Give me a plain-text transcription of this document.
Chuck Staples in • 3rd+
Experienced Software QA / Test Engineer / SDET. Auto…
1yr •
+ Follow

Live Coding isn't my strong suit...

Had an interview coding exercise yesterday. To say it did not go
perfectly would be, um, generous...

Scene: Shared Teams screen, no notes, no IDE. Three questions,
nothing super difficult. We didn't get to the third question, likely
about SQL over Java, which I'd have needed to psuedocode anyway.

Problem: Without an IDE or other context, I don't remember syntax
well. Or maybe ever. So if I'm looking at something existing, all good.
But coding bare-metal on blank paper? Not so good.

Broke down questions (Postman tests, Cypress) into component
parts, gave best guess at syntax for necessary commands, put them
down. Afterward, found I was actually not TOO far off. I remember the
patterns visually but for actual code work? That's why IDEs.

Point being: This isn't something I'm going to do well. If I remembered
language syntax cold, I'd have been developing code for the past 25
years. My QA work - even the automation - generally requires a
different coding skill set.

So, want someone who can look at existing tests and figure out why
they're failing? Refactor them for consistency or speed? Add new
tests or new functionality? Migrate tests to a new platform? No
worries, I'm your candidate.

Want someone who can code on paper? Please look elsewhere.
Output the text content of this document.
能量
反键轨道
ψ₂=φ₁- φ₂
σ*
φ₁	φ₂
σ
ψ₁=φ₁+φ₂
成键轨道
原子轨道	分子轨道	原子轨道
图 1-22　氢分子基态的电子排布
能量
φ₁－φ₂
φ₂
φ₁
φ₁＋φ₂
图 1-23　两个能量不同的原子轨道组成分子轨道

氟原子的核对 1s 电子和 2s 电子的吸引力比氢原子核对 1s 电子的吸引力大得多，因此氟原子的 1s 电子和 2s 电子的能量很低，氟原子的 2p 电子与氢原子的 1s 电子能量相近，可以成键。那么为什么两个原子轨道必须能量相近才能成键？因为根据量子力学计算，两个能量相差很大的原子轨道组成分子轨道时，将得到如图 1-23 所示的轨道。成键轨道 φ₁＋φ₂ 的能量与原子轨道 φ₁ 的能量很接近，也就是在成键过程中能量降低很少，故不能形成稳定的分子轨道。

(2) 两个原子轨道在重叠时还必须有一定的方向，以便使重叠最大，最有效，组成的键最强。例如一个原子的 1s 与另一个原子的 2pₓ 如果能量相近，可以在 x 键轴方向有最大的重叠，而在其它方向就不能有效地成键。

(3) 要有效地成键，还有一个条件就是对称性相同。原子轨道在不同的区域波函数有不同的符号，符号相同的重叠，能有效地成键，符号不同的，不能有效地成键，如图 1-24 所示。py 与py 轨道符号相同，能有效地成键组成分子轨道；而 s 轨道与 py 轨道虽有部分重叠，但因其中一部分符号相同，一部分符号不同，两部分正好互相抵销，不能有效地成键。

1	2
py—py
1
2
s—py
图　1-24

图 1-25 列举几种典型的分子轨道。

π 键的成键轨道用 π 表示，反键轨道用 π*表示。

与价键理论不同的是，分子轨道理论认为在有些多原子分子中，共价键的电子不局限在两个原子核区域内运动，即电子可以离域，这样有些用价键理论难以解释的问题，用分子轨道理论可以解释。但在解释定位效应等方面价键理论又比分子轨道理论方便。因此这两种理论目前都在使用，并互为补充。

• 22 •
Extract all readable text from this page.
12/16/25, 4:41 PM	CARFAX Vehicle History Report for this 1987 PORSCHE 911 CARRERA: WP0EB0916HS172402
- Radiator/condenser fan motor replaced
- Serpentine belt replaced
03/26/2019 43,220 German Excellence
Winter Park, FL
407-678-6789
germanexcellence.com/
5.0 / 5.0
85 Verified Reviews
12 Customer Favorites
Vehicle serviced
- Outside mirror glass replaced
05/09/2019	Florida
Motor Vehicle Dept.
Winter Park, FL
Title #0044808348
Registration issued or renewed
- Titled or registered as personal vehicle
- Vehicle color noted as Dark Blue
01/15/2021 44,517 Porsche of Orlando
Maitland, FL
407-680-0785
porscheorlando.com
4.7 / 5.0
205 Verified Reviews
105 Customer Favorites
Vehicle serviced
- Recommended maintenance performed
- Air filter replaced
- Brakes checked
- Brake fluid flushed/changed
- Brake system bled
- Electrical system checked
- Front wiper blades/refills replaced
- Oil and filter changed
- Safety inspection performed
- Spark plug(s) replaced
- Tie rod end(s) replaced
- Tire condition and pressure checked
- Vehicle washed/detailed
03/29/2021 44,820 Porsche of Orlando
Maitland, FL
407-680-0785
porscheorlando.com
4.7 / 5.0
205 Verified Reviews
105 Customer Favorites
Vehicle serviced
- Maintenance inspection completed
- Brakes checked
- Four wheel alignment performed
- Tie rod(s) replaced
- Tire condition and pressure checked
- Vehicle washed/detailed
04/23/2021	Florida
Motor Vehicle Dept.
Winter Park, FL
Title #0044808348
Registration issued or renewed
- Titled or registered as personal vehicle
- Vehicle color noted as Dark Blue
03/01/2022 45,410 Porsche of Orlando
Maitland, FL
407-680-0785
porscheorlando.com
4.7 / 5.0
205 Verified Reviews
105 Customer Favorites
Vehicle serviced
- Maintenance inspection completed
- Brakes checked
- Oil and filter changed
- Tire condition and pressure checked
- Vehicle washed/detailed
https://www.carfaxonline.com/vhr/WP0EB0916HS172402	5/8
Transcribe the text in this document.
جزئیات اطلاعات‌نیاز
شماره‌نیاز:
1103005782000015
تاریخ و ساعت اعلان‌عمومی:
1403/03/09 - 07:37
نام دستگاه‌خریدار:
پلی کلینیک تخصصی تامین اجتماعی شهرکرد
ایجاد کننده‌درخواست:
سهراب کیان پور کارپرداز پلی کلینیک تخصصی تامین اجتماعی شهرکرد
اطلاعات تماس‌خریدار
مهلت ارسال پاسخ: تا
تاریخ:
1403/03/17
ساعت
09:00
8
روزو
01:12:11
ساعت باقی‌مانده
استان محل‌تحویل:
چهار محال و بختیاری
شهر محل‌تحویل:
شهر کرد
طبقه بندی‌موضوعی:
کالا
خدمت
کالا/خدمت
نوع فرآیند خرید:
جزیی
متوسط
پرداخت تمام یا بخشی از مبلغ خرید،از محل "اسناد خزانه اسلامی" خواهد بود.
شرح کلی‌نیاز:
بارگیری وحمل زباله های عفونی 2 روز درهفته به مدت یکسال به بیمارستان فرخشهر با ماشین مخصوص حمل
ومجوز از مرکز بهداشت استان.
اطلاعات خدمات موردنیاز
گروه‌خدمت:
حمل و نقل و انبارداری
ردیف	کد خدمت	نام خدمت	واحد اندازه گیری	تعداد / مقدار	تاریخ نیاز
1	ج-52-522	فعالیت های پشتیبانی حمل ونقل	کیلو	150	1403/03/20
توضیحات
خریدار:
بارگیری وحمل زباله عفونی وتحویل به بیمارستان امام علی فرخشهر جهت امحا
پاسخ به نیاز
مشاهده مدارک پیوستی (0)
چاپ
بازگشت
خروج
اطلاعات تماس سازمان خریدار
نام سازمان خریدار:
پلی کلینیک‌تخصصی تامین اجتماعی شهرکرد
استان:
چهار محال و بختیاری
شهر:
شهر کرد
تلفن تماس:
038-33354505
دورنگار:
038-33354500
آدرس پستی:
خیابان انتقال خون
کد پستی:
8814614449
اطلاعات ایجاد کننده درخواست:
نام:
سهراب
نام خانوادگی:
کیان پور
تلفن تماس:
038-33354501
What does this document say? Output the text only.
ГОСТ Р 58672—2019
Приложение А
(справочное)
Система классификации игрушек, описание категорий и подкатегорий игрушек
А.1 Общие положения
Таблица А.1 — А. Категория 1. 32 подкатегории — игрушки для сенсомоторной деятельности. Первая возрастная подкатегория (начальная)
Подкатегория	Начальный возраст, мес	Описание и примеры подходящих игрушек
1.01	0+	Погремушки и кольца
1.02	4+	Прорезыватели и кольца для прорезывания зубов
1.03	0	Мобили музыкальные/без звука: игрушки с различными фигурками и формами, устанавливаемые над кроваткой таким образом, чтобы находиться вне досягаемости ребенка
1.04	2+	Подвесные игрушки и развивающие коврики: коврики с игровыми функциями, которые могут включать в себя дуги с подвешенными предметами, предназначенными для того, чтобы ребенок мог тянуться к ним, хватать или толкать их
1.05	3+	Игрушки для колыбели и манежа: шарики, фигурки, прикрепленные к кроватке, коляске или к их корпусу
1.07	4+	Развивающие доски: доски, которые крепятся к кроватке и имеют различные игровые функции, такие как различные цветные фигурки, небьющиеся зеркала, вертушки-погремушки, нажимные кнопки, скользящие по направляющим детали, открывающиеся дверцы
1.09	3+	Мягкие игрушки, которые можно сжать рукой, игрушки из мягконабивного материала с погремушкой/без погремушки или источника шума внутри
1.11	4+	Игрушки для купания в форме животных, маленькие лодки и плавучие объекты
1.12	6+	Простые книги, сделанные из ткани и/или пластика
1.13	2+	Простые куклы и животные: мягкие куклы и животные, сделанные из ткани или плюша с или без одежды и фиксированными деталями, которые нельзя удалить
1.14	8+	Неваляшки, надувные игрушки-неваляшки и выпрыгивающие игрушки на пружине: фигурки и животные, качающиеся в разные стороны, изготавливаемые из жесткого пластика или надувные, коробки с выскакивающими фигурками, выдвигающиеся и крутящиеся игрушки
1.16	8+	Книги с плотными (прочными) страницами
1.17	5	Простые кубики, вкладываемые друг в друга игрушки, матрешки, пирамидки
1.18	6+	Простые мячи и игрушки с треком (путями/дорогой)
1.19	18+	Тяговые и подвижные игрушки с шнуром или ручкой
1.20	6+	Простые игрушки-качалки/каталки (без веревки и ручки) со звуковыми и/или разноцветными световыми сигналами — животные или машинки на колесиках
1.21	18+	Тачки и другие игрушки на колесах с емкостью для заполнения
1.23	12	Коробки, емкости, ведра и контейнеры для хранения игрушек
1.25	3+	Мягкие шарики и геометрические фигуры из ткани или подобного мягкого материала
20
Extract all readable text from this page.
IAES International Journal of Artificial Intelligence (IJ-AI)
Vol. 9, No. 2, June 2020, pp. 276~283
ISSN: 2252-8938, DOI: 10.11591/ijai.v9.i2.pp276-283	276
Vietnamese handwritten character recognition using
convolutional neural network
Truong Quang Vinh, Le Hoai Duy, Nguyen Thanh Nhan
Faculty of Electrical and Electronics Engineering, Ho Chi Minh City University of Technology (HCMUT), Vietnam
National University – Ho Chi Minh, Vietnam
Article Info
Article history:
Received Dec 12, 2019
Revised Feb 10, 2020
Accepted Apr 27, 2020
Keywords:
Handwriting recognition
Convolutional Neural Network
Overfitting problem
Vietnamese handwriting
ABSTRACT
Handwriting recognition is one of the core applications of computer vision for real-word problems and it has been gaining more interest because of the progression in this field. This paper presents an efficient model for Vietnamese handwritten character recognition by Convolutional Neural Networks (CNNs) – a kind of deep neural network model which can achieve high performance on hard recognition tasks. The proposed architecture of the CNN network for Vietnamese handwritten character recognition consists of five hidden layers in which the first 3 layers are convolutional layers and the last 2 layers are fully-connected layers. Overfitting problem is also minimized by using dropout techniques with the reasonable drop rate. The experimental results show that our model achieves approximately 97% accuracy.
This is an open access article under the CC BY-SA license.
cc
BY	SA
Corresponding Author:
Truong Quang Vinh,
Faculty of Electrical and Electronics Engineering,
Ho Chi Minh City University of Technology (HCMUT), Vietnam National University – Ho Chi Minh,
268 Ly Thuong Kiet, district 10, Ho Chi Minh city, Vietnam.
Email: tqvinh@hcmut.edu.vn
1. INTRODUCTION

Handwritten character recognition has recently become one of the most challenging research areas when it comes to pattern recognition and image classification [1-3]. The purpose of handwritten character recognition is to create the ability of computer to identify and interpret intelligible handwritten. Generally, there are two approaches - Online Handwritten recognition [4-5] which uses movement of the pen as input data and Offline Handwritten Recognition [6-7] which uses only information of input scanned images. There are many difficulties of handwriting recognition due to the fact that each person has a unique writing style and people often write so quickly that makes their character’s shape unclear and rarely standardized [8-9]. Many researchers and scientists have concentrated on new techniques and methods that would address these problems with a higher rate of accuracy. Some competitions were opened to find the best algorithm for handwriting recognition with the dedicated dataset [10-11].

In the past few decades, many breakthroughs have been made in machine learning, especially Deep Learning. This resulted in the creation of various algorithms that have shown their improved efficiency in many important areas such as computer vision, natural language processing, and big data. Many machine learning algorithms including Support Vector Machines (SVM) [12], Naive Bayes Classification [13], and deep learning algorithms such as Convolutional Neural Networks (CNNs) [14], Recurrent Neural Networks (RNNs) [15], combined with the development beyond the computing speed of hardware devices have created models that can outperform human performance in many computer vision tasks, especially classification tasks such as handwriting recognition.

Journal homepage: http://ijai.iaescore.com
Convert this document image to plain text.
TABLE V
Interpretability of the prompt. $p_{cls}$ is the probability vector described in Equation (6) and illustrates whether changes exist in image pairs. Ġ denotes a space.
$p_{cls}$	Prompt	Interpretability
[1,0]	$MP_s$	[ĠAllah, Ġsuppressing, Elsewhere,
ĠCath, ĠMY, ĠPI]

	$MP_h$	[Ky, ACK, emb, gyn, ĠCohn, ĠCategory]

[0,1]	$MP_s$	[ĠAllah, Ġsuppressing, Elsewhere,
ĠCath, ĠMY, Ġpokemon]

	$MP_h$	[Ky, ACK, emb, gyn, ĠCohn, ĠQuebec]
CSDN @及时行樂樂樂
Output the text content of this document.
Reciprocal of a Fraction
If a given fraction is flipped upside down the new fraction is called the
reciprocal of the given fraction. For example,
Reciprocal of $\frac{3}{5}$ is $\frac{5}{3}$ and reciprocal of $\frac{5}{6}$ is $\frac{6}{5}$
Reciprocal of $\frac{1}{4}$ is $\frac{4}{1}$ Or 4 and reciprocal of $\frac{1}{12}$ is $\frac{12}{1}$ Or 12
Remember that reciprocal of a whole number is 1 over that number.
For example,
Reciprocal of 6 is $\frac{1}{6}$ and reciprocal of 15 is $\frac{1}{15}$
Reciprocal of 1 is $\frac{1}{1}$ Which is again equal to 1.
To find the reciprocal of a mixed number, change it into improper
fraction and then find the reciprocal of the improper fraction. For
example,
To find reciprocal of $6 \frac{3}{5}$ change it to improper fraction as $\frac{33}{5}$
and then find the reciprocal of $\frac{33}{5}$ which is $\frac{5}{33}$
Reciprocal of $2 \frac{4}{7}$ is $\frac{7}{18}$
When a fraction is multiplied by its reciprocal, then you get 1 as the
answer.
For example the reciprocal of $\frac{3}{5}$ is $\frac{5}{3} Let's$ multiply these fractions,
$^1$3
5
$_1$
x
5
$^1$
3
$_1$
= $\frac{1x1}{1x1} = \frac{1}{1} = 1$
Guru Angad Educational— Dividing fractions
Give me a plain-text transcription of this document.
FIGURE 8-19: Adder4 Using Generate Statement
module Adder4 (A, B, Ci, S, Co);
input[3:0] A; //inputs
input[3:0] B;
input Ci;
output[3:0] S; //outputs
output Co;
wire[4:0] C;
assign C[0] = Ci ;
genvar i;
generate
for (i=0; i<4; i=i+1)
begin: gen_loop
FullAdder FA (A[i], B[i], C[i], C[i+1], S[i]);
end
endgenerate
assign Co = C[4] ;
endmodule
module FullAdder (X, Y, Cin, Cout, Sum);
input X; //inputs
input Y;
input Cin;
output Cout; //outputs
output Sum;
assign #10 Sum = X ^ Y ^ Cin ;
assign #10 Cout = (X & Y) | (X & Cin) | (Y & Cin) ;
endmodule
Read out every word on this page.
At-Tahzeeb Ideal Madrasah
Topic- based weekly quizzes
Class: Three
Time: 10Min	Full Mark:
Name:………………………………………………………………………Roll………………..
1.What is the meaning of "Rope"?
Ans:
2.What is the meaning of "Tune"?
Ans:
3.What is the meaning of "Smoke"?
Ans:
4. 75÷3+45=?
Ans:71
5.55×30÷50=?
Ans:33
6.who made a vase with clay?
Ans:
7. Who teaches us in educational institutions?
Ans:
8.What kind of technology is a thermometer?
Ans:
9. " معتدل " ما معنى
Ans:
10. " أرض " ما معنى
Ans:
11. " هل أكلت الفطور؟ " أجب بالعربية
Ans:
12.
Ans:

== == ==

[Task directions]
Show the lines from the data above that contain the string "шарики".

[Result for this task]
1.05	3+	Игрушки для колыбели и манежа: шарики, фигурки, прикрепленные к кроватке, коляске или к их корпусу
1.25	3+	Мягкие шарики и геометрические фигуры из ткани или подобного мягкого материала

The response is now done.